## What you are asked to do
Transcribe every line of the data below verbatim, keeping each character and the line order unchanged.

## Provided data
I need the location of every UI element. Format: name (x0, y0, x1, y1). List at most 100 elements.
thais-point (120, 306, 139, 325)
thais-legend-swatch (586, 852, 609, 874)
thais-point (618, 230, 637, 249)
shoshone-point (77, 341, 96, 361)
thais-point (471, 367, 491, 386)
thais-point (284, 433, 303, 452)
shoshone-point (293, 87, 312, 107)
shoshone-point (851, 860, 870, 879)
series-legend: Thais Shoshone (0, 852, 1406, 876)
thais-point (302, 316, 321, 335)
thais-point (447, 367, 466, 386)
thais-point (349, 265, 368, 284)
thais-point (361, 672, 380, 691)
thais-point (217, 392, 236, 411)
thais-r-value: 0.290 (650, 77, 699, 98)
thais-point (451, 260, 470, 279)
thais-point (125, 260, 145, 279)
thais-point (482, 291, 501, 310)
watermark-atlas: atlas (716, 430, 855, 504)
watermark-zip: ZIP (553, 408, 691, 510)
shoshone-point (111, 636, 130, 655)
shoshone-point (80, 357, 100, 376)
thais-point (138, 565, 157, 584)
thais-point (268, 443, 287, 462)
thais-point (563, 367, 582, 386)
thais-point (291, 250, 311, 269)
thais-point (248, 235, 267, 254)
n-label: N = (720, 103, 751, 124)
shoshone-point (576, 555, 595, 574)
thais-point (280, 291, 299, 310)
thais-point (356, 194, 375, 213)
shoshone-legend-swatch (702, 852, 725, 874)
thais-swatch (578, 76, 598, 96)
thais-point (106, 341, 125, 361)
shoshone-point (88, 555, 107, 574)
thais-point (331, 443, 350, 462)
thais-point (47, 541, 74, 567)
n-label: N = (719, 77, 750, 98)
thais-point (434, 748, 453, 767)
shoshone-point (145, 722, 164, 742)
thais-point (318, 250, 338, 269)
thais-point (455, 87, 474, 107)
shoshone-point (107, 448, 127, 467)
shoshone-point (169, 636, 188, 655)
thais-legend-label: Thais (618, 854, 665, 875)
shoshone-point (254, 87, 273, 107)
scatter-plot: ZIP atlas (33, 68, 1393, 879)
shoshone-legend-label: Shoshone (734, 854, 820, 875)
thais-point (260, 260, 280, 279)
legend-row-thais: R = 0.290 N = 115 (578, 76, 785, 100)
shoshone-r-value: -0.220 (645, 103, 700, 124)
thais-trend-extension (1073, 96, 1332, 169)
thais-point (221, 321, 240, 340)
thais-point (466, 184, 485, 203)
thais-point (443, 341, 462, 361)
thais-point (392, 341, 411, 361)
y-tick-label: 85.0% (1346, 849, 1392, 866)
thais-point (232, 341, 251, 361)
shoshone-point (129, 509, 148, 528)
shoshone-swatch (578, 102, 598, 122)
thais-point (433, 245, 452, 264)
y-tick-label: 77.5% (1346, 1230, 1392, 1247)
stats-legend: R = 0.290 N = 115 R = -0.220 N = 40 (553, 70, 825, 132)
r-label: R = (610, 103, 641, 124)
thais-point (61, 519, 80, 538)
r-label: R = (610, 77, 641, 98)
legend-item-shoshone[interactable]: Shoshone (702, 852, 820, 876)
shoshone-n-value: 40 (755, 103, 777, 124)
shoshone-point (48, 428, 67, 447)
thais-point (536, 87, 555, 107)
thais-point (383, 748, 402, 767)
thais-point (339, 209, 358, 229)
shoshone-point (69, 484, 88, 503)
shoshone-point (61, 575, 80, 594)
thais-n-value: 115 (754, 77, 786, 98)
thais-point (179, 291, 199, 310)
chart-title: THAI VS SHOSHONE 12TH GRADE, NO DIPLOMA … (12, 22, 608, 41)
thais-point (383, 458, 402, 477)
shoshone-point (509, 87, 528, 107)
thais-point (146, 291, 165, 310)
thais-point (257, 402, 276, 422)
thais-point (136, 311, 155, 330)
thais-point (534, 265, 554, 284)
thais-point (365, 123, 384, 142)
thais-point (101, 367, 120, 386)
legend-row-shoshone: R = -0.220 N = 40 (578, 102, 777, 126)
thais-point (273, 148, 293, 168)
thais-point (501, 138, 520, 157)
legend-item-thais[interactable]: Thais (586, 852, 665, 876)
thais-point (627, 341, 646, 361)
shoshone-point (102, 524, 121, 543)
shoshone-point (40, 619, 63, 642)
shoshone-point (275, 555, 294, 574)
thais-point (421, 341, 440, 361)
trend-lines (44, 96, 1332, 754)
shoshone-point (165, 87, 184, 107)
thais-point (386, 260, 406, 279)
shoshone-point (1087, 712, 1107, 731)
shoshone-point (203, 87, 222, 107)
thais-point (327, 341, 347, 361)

## Reply
I need the location of every UI element. Format: name (x0, y0, x1, y1). List at most 100 elements.
thais-point (120, 306, 139, 325)
thais-legend-swatch (586, 852, 609, 874)
thais-point (618, 230, 637, 249)
shoshone-point (77, 341, 96, 361)
thais-point (471, 367, 491, 386)
thais-point (284, 433, 303, 452)
shoshone-point (293, 87, 312, 107)
shoshone-point (851, 860, 870, 879)
series-legend: Thais Shoshone (0, 852, 1406, 876)
thais-point (302, 316, 321, 335)
thais-point (447, 367, 466, 386)
thais-point (349, 265, 368, 284)
thais-point (361, 672, 380, 691)
thais-point (217, 392, 236, 411)
thais-r-value: 0.290 (650, 77, 699, 98)
thais-point (451, 260, 470, 279)
thais-point (125, 260, 145, 279)
thais-point (482, 291, 501, 310)
watermark-atlas: atlas (716, 430, 855, 504)
watermark-zip: ZIP (553, 408, 691, 510)
shoshone-point (111, 636, 130, 655)
shoshone-point (80, 357, 100, 376)
thais-point (138, 565, 157, 584)
thais-point (268, 443, 287, 462)
thais-point (563, 367, 582, 386)
thais-point (291, 250, 311, 269)
thais-point (248, 235, 267, 254)
n-label: N = (720, 103, 751, 124)
shoshone-point (576, 555, 595, 574)
thais-point (280, 291, 299, 310)
thais-point (356, 194, 375, 213)
shoshone-legend-swatch (702, 852, 725, 874)
thais-swatch (578, 76, 598, 96)
thais-point (106, 341, 125, 361)
shoshone-point (88, 555, 107, 574)
thais-point (331, 443, 350, 462)
thais-point (47, 541, 74, 567)
n-label: N = (719, 77, 750, 98)
thais-point (434, 748, 453, 767)
shoshone-point (145, 722, 164, 742)
thais-point (318, 250, 338, 269)
thais-point (455, 87, 474, 107)
shoshone-point (107, 448, 127, 467)
shoshone-point (169, 636, 188, 655)
thais-legend-label: Thais (618, 854, 665, 875)
shoshone-point (254, 87, 273, 107)
scatter-plot: ZIP atlas (33, 68, 1393, 879)
shoshone-legend-label: Shoshone (734, 854, 820, 875)
thais-point (260, 260, 280, 279)
legend-row-thais: R = 0.290 N = 115 (578, 76, 785, 100)
shoshone-r-value: -0.220 (645, 103, 700, 124)
thais-trend-extension (1073, 96, 1332, 169)
thais-point (221, 321, 240, 340)
thais-point (466, 184, 485, 203)
thais-point (443, 341, 462, 361)
thais-point (392, 341, 411, 361)
y-tick-label: 85.0% (1346, 849, 1392, 866)
thais-point (232, 341, 251, 361)
shoshone-point (129, 509, 148, 528)
shoshone-swatch (578, 102, 598, 122)
thais-point (433, 245, 452, 264)
y-tick-label: 77.5% (1346, 1230, 1392, 1247)
stats-legend: R = 0.290 N = 115 R = -0.220 N = 40 (553, 70, 825, 132)
r-label: R = (610, 103, 641, 124)
thais-point (61, 519, 80, 538)
r-label: R = (610, 77, 641, 98)
legend-item-shoshone[interactable]: Shoshone (702, 852, 820, 876)
shoshone-n-value: 40 (755, 103, 777, 124)
shoshone-point (48, 428, 67, 447)
thais-point (536, 87, 555, 107)
thais-point (383, 748, 402, 767)
thais-point (339, 209, 358, 229)
shoshone-point (69, 484, 88, 503)
shoshone-point (61, 575, 80, 594)
thais-n-value: 115 (754, 77, 786, 98)
thais-point (179, 291, 199, 310)
chart-title: THAI VS SHOSHONE 12TH GRADE, NO DIPLOMA … (12, 22, 608, 41)
thais-point (383, 458, 402, 477)
shoshone-point (509, 87, 528, 107)
thais-point (146, 291, 165, 310)
thais-point (257, 402, 276, 422)
thais-point (136, 311, 155, 330)
thais-point (534, 265, 554, 284)
thais-point (365, 123, 384, 142)
thais-point (101, 367, 120, 386)
legend-row-shoshone: R = -0.220 N = 40 (578, 102, 777, 126)
thais-point (273, 148, 293, 168)
thais-point (501, 138, 520, 157)
legend-item-thais[interactable]: Thais (586, 852, 665, 876)
thais-point (627, 341, 646, 361)
shoshone-point (102, 524, 121, 543)
shoshone-point (40, 619, 63, 642)
shoshone-point (275, 555, 294, 574)
thais-point (421, 341, 440, 361)
trend-lines (44, 96, 1332, 754)
shoshone-point (165, 87, 184, 107)
thais-point (386, 260, 406, 279)
shoshone-point (1087, 712, 1107, 731)
shoshone-point (203, 87, 222, 107)
thais-point (327, 341, 347, 361)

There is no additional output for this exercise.